* [Material for this task]:
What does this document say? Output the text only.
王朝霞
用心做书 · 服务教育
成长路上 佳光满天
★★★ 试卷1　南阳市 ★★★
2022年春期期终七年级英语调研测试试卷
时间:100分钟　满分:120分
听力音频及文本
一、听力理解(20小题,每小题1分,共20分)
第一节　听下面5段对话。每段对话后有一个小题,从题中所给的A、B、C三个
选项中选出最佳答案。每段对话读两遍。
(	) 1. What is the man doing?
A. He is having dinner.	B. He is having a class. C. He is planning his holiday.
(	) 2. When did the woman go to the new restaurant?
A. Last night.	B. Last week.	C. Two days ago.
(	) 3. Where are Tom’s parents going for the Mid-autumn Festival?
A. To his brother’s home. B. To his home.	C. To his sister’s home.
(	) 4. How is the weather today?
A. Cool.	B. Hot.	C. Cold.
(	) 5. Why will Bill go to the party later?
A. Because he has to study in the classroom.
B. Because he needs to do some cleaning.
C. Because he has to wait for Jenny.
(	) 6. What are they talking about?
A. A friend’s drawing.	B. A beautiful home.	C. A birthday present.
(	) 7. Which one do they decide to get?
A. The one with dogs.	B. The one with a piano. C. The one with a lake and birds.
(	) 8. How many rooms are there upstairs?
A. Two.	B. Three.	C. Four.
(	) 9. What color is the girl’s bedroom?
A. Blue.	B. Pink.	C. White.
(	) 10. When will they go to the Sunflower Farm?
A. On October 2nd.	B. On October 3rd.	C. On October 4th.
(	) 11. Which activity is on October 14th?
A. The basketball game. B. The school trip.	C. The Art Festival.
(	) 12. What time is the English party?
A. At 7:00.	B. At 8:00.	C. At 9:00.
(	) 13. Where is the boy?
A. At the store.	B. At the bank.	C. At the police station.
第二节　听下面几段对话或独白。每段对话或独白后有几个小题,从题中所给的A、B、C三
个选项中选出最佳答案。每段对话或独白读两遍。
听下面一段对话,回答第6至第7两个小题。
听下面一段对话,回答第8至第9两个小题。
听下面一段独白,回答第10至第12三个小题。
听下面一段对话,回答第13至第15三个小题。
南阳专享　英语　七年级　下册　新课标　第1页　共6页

* [Directions for this task]: Count how many lines above contain the word "听下面一段对话". Reply with the number alone.

* [Answer to this exercise]: 3